- [EXERCISE] Report back each line of the records that contains the string "Small".

- [LISTED ENTRIES]
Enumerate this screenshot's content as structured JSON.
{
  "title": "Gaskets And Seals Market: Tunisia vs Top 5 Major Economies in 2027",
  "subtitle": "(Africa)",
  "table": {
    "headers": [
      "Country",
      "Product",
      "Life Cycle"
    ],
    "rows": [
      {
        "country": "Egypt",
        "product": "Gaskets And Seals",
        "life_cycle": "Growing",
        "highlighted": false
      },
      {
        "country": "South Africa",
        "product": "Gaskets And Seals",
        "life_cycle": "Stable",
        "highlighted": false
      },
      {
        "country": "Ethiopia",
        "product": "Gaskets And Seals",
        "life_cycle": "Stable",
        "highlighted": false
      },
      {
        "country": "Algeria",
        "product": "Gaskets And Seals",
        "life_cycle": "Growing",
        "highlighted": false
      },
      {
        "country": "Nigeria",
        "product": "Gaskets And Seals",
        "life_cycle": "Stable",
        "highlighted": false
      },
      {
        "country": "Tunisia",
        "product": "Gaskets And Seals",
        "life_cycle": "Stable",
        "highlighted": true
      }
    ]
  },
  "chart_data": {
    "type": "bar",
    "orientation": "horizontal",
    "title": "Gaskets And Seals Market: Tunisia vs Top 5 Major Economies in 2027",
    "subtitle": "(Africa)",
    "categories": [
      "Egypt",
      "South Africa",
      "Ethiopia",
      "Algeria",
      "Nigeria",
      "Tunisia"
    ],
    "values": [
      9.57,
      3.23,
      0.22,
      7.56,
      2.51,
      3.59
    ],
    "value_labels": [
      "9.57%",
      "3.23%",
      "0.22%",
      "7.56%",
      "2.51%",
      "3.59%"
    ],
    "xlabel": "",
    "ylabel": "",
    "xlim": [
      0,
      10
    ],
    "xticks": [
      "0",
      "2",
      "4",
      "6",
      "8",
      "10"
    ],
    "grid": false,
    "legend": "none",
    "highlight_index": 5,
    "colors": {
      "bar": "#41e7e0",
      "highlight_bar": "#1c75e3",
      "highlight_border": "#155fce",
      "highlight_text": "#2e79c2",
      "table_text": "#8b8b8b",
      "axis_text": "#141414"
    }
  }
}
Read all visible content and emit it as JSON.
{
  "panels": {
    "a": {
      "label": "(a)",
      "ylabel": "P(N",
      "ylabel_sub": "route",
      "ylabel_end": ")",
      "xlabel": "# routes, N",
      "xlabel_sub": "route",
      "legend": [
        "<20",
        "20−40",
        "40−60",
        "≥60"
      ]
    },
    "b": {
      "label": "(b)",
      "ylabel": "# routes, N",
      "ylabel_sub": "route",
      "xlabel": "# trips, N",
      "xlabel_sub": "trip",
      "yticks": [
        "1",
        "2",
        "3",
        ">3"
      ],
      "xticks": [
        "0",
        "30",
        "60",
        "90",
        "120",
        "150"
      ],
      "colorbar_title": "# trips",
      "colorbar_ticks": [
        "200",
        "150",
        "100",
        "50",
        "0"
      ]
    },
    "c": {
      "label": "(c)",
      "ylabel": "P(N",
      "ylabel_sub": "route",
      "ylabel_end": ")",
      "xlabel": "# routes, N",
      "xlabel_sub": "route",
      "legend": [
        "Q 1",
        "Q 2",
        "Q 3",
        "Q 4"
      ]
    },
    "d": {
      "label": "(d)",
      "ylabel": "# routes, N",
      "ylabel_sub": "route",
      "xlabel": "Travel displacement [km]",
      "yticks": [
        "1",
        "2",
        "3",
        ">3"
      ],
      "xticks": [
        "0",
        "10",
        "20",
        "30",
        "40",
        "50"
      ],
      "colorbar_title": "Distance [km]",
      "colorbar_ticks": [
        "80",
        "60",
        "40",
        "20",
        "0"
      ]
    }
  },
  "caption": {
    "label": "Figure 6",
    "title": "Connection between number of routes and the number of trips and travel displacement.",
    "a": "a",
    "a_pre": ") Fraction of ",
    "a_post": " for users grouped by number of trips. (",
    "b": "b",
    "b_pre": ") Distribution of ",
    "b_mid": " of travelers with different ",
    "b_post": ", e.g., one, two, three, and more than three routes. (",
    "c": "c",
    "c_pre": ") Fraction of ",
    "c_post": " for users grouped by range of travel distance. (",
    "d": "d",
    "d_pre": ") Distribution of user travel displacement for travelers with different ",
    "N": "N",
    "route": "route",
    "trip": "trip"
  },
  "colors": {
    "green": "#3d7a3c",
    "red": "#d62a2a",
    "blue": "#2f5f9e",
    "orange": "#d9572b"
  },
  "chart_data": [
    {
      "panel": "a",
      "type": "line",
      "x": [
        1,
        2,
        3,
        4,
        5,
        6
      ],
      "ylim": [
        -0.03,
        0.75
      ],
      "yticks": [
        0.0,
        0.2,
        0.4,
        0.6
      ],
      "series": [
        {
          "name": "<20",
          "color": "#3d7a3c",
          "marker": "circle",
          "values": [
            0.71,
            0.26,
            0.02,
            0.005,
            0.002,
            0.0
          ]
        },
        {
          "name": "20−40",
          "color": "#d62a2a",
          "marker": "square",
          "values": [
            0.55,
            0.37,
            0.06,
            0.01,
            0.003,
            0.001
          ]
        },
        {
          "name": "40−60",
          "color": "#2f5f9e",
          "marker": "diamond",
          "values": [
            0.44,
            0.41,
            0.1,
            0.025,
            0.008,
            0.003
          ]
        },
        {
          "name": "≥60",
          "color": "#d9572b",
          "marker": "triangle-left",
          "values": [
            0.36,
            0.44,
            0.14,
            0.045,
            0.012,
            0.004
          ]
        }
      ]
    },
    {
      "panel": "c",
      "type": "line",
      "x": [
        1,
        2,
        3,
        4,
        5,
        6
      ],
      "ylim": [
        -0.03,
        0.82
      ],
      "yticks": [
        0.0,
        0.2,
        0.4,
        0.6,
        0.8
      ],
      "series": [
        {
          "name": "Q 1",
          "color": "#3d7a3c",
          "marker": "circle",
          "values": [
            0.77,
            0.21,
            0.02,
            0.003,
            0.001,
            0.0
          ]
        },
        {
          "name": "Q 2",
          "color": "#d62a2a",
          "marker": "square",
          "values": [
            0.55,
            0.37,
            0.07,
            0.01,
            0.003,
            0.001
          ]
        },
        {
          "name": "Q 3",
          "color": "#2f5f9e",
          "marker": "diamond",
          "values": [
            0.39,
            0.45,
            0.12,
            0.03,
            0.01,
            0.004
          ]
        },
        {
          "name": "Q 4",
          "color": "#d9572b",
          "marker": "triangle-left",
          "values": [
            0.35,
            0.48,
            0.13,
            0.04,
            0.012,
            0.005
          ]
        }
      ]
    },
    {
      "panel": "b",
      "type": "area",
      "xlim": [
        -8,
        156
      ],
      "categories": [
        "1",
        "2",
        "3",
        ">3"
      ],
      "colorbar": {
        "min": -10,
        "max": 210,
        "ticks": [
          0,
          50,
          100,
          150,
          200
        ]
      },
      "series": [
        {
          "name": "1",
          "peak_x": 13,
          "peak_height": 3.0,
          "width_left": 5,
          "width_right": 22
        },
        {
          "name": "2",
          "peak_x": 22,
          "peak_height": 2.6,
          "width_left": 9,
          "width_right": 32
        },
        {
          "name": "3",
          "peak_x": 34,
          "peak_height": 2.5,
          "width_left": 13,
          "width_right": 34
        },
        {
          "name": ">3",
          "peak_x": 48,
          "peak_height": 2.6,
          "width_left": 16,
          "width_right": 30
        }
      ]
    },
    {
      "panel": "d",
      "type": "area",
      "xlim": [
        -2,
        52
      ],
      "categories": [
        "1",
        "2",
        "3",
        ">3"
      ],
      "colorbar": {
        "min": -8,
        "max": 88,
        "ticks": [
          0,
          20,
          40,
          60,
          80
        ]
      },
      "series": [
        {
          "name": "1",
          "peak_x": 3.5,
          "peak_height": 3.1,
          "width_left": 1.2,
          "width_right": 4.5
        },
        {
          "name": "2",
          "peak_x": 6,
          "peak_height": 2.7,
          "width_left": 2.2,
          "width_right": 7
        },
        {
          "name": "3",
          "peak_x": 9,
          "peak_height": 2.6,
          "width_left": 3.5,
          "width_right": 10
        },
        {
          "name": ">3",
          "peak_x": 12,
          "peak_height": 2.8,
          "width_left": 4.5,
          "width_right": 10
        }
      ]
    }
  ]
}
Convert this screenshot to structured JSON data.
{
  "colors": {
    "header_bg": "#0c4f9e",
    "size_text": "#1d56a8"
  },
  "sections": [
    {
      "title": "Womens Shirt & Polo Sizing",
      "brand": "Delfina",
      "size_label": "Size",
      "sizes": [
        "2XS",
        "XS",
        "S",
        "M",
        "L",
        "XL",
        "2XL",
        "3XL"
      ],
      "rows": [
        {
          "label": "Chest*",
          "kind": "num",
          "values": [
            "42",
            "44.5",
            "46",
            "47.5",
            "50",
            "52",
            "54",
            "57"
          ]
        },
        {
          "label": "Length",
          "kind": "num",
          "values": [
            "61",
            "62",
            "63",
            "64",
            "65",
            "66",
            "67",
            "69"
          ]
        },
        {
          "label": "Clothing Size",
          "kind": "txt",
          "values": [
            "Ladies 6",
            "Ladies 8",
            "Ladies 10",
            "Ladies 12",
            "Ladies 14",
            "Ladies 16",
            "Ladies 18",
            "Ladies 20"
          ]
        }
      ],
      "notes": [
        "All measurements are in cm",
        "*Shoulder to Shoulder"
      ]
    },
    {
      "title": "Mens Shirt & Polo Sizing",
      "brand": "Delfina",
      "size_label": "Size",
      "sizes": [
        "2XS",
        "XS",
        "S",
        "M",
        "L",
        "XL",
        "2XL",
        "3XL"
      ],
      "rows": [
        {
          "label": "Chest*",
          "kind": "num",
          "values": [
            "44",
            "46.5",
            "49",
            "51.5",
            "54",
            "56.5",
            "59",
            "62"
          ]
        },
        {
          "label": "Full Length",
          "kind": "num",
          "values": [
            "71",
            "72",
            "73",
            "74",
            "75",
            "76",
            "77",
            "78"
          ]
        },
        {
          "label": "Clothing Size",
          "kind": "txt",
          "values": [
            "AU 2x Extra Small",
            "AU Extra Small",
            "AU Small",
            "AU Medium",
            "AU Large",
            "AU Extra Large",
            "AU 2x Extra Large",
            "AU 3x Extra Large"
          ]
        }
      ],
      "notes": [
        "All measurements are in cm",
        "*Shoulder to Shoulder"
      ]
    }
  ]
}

- [ANSWER TO THE EXERCISE]
            "AU 2x Extra Small",
            "AU Extra Small",
            "AU Small",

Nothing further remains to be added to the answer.